Document section:

Since Zeidenberg, several other courts have extended the analysis to the on-line environment, generally holding that such agreements can survive preemption, but also requiring that the defendant make a clear, affirmative manifestation of assent in order to form a binding contract. Thus, in Caspi v. The Microsoft Network LLC, 323 N.J. Super. 118 (N.J. App. Div. 1999), a forum selection clause in a Microsoft Network "click-wrap" agreement was held enforceable, as was a "query-wrap" agreement in Register.com v. Verio, Inc., 126 F. Supp. 2d 238 (S.D.N.Y. Dec. 2000) (upholding agreement which bound any user submitting query to plaintiff's site) (see also infra at IV). In Pollstar v. Gigmania Ltd., No. CIV-F-005671 REC SMS (E.D. Cal. Oct. 17, 2000), the Eastern District of California even allowed a contract claim to proceed based on a "browse wrap" agreement, where the user did nothing more than visit plaintiff's site.

Under similar circumstances, however, the Southern District of New York recently held in Specht v. Netscape Communications Corp., No. 00 Civ. 4871 (July 3, 2001) that Netscape's "browse wrap" agreement, represented by a single small box of text inviting the user to "please review and agree to the terms of the … license agreement before downloading or using the software," did not give rise to an enforceable contract, no matter what the agreement itself provided. Users were able to download the software in question without viewing the license terms, noted the court, and might not even be aware that a license agreement existed, since the "invitation" box appeared below the screen used to download the work. Further, the court found that downloading itself is hardly an unambiguous manifestation of assent. The primary purpose of downloading is to obtain a product, not to assent to an agreement. In contrast, clicking on an icon stating 'I assent' has no meaning or purpose other than to indicate such assent. Netscape's failure to require users … to indicate assent to its license as a precondition to downloading … is fatal to its argument that a contract has been formed.

Specht thus arguably sets a higher standard for enforceability than the Seventh Circuit did in Zeidenberg, where merely opening a package was sufficient to form a binding contract. Clearly, the degree to which a user makes an informed decision to accept the terms of a proffered license is crucial, and will vary with the facts of each particular case.

In two states, Maryland and Virginia, the whole question of when a binding contract is formed on-line has largely been subsumed under UCITA, a comprehensive UCC-like statute governing electronic commercial transactions in "information." The details of UCITA are far beyond the scope of this article, but suffice it to say that it will likely be many years before the conventional contract analysis of Zeidenberg and its progeny can be set aside. Therefore, an information owner seeking to protect on-line data by means of contract should carefully consider the lessons of Specht v. Netscape and see to it that all users affirmatively and unambiguously indicate agreement to any applicable license terms before gaining access to the protected data.

Task details:
Can you reproduce word for word the part of the passage on online license agreements that opens with the words containing "In two states, Maryland" and closes with "the protected data."? The material that comes next is separate from the passage on online license agreements.

Excerpted data:

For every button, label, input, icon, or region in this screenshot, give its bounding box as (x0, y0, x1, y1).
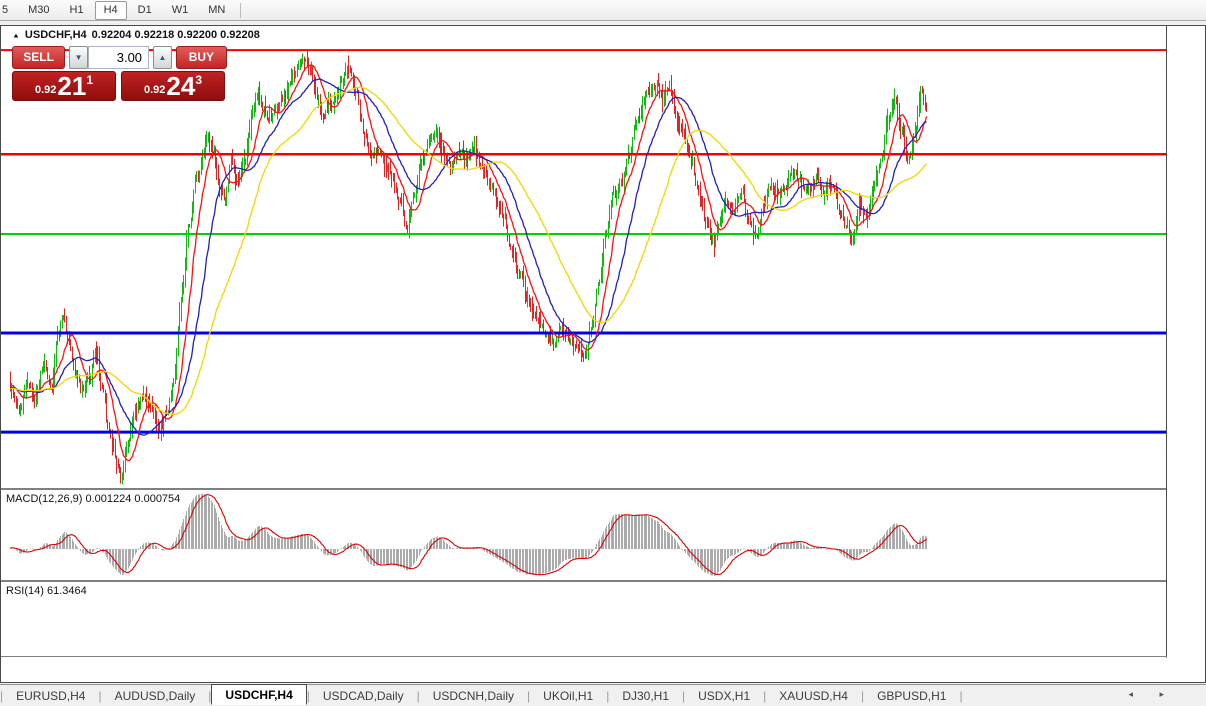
volume-input[interactable]: 3.00 (88, 46, 149, 69)
chart-tab-xauusd[interactable]: XAUUSD,H4 (766, 687, 861, 705)
buy-button[interactable]: BUY (176, 46, 227, 69)
volume-increase-button[interactable]: ▲ (153, 46, 172, 69)
chart-symbol-label: USDCHF,H4 (25, 29, 87, 41)
mt4-window: 5M30H1H4D1W1MN ▲ USDCHF,H4 0.92204 0.922… (0, 0, 1206, 706)
chart-tab-audusd[interactable]: AUDUSD,Daily (102, 687, 209, 705)
chart-tab-bar: | EURUSD,H4|AUDUSD,Daily|USDCHF,H4|USDCA… (0, 684, 1206, 706)
ask-price-display[interactable]: 0.92 24 3 (121, 71, 225, 101)
chart-tab-usdx[interactable]: USDX,H1 (685, 687, 763, 705)
ask-big-digits: 24 (166, 72, 195, 100)
timeframe-button-h1[interactable]: H1 (61, 1, 93, 20)
timeframe-button-5[interactable]: 5 (0, 1, 17, 20)
rsi-label: RSI(14) 61.3464 (6, 585, 87, 597)
chart-tab-usdcad[interactable]: USDCAD,Daily (310, 687, 417, 705)
ask-pip-digit: 3 (195, 73, 202, 87)
bid-price-display[interactable]: 0.92 21 1 (12, 71, 116, 101)
chart-tab-usdchf[interactable]: USDCHF,H4 (211, 684, 306, 705)
bid-pip-digit: 1 (86, 73, 93, 87)
chart-window: ▲ USDCHF,H4 0.92204 0.92218 0.92200 0.92… (0, 25, 1206, 683)
chart-tab-eurusd[interactable]: EURUSD,H4 (3, 687, 98, 705)
one-click-trade-panel: SELL ▼ 3.00 ▲ BUY 0.92 21 1 0.92 24 3 (12, 46, 227, 101)
bid-big-digits: 21 (57, 72, 86, 100)
rsi-pane[interactable] (1, 582, 1166, 656)
chart-tab-dj30[interactable]: DJ30,H1 (609, 687, 682, 705)
date-axis[interactable] (1, 657, 1166, 682)
chart-tab-usdcnh[interactable]: USDCNH,Daily (420, 687, 527, 705)
price-axis[interactable] (1167, 26, 1205, 682)
chart-tab-ukoil[interactable]: UKOil,H1 (530, 687, 606, 705)
chart-tab-gbpusd[interactable]: GBPUSD,H1 (864, 687, 959, 705)
timeframe-button-m30[interactable]: M30 (19, 1, 58, 20)
chart-ohlc-values: 0.92204 0.92218 0.92200 0.92208 (92, 29, 260, 41)
timeframe-button-mn[interactable]: MN (199, 1, 234, 20)
chart-title: ▲ USDCHF,H4 0.92204 0.92218 0.92200 0.92… (12, 29, 260, 41)
timeframe-button-w1[interactable]: W1 (163, 1, 198, 20)
volume-decrease-button[interactable]: ▼ (69, 46, 88, 69)
timeframe-button-h4[interactable]: H4 (95, 1, 127, 20)
macd-label: MACD(12,26,9) 0.001224 0.000754 (6, 493, 180, 505)
timeframe-toolbar: 5M30H1H4D1W1MN (0, 0, 1206, 21)
tab-scroll-arrows[interactable]: ◂ ▸ (1128, 689, 1176, 700)
bid-prefix: 0.92 (35, 84, 56, 96)
timeframe-button-d1[interactable]: D1 (129, 1, 161, 20)
ask-prefix: 0.92 (144, 84, 165, 96)
toolbar-separator (240, 3, 241, 18)
sell-button[interactable]: SELL (12, 46, 65, 69)
collapse-triangle-icon[interactable]: ▲ (12, 31, 20, 38)
tab-divider: | (959, 689, 962, 703)
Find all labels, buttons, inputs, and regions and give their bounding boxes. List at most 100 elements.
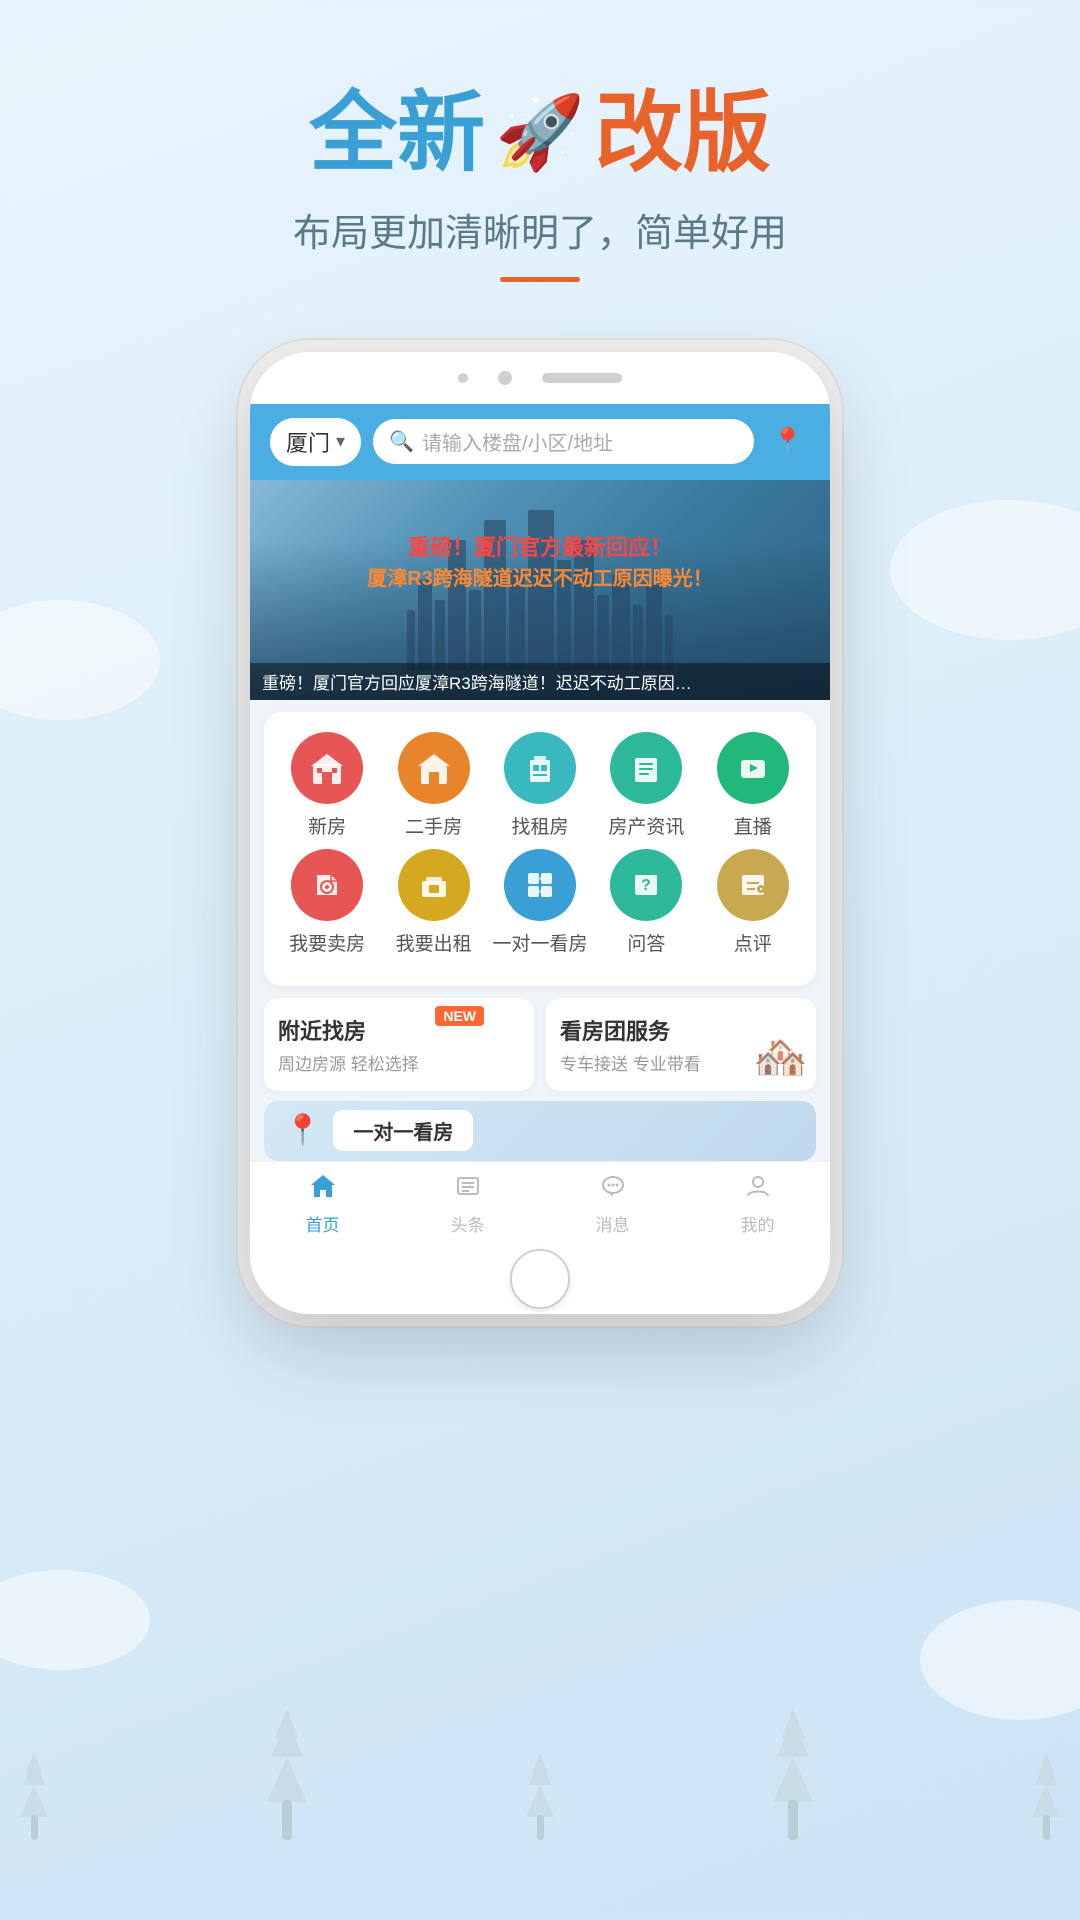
hero-title-part2: 改版 <box>595 80 771 186</box>
bg-trees <box>0 1660 1080 1840</box>
tree-mid <box>529 1759 551 1785</box>
search-icon: 🔍 <box>389 429 414 454</box>
tree-5 <box>1032 1766 1060 1840</box>
menu-card: 新房 二手房 找租房 <box>264 712 816 986</box>
phone-dot <box>458 373 468 383</box>
building-emoji: 🏘️ <box>753 1031 808 1083</box>
menu-item-one-on-one[interactable]: 一对一看房 <box>492 849 588 956</box>
tree-trunk <box>537 1815 544 1840</box>
tree-bottom <box>526 1785 554 1817</box>
menu-label-review: 点评 <box>734 929 772 956</box>
bg-cloud-bottom-right <box>920 1600 1080 1720</box>
hero-section: 全新 🚀 改版 布局更加清晰明了，简单好用 <box>0 0 1080 322</box>
menu-item-live[interactable]: 直播 <box>705 732 801 839</box>
banner[interactable]: 重磅！厦门官方最新回应！ 厦漳R3跨海隧道迟迟不动工原因曝光！ 重磅！厦门官方回… <box>250 480 830 700</box>
headlines-tab-icon <box>454 1172 482 1207</box>
hero-underline <box>500 277 580 282</box>
city-name: 厦门 <box>286 426 330 458</box>
menu-row-1: 新房 二手房 找租房 <box>274 732 806 839</box>
menu-item-new-house[interactable]: 新房 <box>279 732 375 839</box>
tab-headlines-label: 头条 <box>451 1211 485 1236</box>
news-icon <box>610 732 682 804</box>
one-on-one-card: 一对一看房 <box>333 1110 473 1151</box>
sell-icon <box>291 849 363 921</box>
tree-4 <box>773 1727 813 1840</box>
tree-mid <box>1035 1759 1057 1785</box>
menu-label-new-house: 新房 <box>308 812 346 839</box>
city-selector[interactable]: 厦门 ▾ <box>270 418 361 466</box>
tab-messages[interactable]: 消息 <box>563 1172 663 1236</box>
map-preview[interactable]: 📍 一对一看房 <box>264 1101 816 1161</box>
tree-top <box>781 1709 805 1739</box>
tab-profile[interactable]: 我的 <box>708 1172 808 1236</box>
tree-2 <box>267 1727 307 1840</box>
tab-home-label: 首页 <box>306 1211 340 1236</box>
tree-trunk <box>282 1800 292 1840</box>
hero-subtitle: 布局更加清晰明了，简单好用 <box>0 202 1080 257</box>
bottom-cards: NEW 附近找房 周边房源 轻松选择 看房团服务 专车接送 专业带看 🏘️ <box>250 998 830 1091</box>
menu-label-one-on-one: 一对一看房 <box>492 929 587 956</box>
menu-item-review[interactable]: 点评 <box>705 849 801 956</box>
menu-item-rental[interactable]: 找租房 <box>492 732 588 839</box>
banner-bottom-strip: 重磅！厦门官方回应厦漳R3跨海隧道！迟迟不动工原因… <box>250 663 830 700</box>
tab-headlines[interactable]: 头条 <box>418 1172 518 1236</box>
banner-text-overlay: 重磅！厦门官方最新回应！ 厦漳R3跨海隧道迟迟不动工原因曝光！ <box>250 530 830 591</box>
menu-label-second-hand: 二手房 <box>405 812 462 839</box>
phone-wrapper: 厦门 ▾ 🔍 请输入楼盘/小区/地址 📍 <box>0 352 1080 1314</box>
menu-item-qa[interactable]: ? 问答 <box>598 849 694 956</box>
messages-tab-icon <box>599 1172 627 1207</box>
app-header: 厦门 ▾ 🔍 请输入楼盘/小区/地址 📍 <box>250 404 830 480</box>
tab-profile-label: 我的 <box>741 1211 775 1236</box>
rocket-icon: 🚀 <box>495 90 585 176</box>
phone-notch-area <box>250 352 830 404</box>
menu-label-rental: 找租房 <box>511 812 568 839</box>
tree-bottom <box>267 1757 307 1802</box>
menu-item-sell[interactable]: 我要卖房 <box>279 849 375 956</box>
location-button[interactable]: 📍 <box>766 420 810 464</box>
tree-top <box>26 1753 42 1773</box>
rent-out-icon <box>398 849 470 921</box>
menu-label-live: 直播 <box>734 812 772 839</box>
tab-home[interactable]: 首页 <box>273 1172 373 1236</box>
menu-item-rent-out[interactable]: 我要出租 <box>386 849 482 956</box>
tree-mid <box>23 1759 45 1785</box>
qa-icon: ? <box>610 849 682 921</box>
chevron-down-icon: ▾ <box>336 431 345 452</box>
home-button[interactable] <box>510 1249 570 1309</box>
tree-bottom <box>773 1757 813 1802</box>
tree-top <box>1038 1753 1054 1773</box>
banner-headline-red: 重磅！厦门官方最新回应！ <box>250 530 830 562</box>
location-icon: 📍 <box>772 426 804 457</box>
live-icon <box>717 732 789 804</box>
menu-label-sell: 我要卖房 <box>289 929 365 956</box>
menu-label-rent-out: 我要出租 <box>396 929 472 956</box>
tree-bottom <box>1032 1785 1060 1817</box>
menu-item-second-hand[interactable]: 二手房 <box>386 732 482 839</box>
bottom-card-service[interactable]: 看房团服务 专车接送 专业带看 🏘️ <box>546 998 816 1091</box>
menu-item-news[interactable]: 房产资讯 <box>598 732 694 839</box>
menu-row-2: 我要卖房 我要出租 一对一看房 <box>274 849 806 956</box>
tree-top <box>275 1709 299 1739</box>
tree-1 <box>20 1766 48 1840</box>
phone-camera <box>498 371 512 385</box>
tree-mid <box>777 1719 809 1757</box>
map-pin-icon: 📍 <box>284 1113 321 1148</box>
new-badge: NEW <box>435 1006 484 1026</box>
home-tab-icon <box>309 1172 337 1207</box>
search-bar[interactable]: 🔍 请输入楼盘/小区/地址 <box>373 419 754 464</box>
new-house-icon <box>291 732 363 804</box>
nearby-subtitle: 周边房源 轻松选择 <box>278 1050 520 1075</box>
tree-bottom <box>20 1785 48 1817</box>
tree-trunk <box>31 1815 38 1840</box>
phone-frame: 厦门 ▾ 🔍 请输入楼盘/小区/地址 📍 <box>250 352 830 1314</box>
banner-headline-orange: 厦漳R3跨海隧道迟迟不动工原因曝光！ <box>250 562 830 591</box>
hero-title: 全新 🚀 改版 <box>0 80 1080 186</box>
phone-speaker <box>542 373 622 383</box>
svg-text:?: ? <box>641 877 651 894</box>
tree-trunk <box>1043 1815 1050 1840</box>
menu-label-news: 房产资讯 <box>608 812 684 839</box>
rental-icon <box>504 732 576 804</box>
hero-title-part1: 全新 <box>309 80 485 186</box>
tree-3 <box>526 1766 554 1840</box>
bottom-card-nearby[interactable]: NEW 附近找房 周边房源 轻松选择 <box>264 998 534 1091</box>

Written answer:
In two states, Maryland and Virginia, the whole question of when a binding contract is formed on-line has largely been subsumed under UCITA, a comprehensive UCC-like statute governing electronic commercial transactions in "information." The details of UCITA are far beyond the scope of this article, but suffice it to say that it will likely be many years before the conventional contract analysis of Zeidenberg and its progeny can be set aside. Therefore, an information owner seeking to protect on-line data by means of contract should carefully consider the lessons of Specht v. Netscape and see to it that all users affirmatively and unambiguously indicate agreement to any applicable license terms before gaining access to the protected data.